> _Structured figure records_:

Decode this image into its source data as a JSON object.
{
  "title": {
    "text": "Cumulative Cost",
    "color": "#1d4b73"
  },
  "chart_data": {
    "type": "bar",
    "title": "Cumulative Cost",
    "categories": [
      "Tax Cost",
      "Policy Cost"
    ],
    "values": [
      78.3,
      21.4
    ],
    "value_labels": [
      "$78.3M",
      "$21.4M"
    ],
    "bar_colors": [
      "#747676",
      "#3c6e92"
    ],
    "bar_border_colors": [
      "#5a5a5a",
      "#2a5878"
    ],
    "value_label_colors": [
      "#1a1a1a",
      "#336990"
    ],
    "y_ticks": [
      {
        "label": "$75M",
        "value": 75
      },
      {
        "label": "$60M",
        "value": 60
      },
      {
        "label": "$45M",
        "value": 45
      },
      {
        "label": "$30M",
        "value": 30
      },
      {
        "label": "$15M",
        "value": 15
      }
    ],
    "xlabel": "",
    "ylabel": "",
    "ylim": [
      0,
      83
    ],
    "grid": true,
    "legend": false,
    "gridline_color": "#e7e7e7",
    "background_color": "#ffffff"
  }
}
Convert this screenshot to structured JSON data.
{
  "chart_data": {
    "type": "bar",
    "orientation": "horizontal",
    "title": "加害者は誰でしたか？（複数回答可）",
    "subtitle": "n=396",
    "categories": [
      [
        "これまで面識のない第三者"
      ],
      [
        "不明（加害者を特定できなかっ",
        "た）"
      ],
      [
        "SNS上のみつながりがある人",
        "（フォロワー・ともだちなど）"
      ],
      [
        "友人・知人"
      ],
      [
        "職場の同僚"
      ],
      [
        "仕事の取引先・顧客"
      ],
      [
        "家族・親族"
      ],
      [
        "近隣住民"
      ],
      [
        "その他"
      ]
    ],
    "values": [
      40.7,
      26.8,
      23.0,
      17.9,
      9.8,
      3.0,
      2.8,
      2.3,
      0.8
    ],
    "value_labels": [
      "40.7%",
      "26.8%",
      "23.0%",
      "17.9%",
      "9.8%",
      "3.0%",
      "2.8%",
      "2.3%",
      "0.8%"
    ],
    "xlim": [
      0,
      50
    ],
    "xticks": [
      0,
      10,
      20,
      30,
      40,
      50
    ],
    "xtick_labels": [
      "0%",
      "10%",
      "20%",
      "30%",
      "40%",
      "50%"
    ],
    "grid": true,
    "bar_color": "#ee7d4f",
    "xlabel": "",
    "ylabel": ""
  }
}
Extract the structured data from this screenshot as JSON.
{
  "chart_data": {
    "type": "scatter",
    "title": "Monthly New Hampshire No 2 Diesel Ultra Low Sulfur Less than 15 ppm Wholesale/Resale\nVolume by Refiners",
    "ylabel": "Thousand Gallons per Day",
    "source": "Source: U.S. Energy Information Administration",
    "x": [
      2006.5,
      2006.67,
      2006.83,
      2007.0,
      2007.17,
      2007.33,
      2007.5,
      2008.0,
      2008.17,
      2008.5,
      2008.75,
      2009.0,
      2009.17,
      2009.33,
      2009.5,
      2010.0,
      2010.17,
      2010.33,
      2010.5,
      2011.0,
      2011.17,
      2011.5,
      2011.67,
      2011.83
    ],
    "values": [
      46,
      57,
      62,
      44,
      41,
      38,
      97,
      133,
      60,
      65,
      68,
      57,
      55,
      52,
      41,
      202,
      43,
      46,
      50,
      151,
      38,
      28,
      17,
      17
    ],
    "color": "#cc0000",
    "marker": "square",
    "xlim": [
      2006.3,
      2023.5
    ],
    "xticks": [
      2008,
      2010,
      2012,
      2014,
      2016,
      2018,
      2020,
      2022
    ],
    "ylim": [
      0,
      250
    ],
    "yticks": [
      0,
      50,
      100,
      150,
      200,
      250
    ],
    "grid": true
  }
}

> _Given exercise_:
Everything from the line with "Extract the structured" to the end of the listing above needs to be duplicated exactly, both end lines included, with nothing more.

> _Solution below_:
Extract the structured data from this screenshot as JSON.
{
  "chart_data": {
    "type": "scatter",
    "title": "Monthly New Hampshire No 2 Diesel Ultra Low Sulfur Less than 15 ppm Wholesale/Resale\nVolume by Refiners",
    "ylabel": "Thousand Gallons per Day",
    "source": "Source: U.S. Energy Information Administration",
    "x": [
      2006.5,
      2006.67,
      2006.83,
      2007.0,
      2007.17,
      2007.33,
      2007.5,
      2008.0,
      2008.17,
      2008.5,
      2008.75,
      2009.0,
      2009.17,
      2009.33,
      2009.5,
      2010.0,
      2010.17,
      2010.33,
      2010.5,
      2011.0,
      2011.17,
      2011.5,
      2011.67,
      2011.83
    ],
    "values": [
      46,
      57,
      62,
      44,
      41,
      38,
      97,
      133,
      60,
      65,
      68,
      57,
      55,
      52,
      41,
      202,
      43,
      46,
      50,
      151,
      38,
      28,
      17,
      17
    ],
    "color": "#cc0000",
    "marker": "square",
    "xlim": [
      2006.3,
      2023.5
    ],
    "xticks": [
      2008,
      2010,
      2012,
      2014,
      2016,
      2018,
      2020,
      2022
    ],
    "ylim": [
      0,
      250
    ],
    "yticks": [
      0,
      50,
      100,
      150,
      200,
      250
    ],
    "grid": true
  }
}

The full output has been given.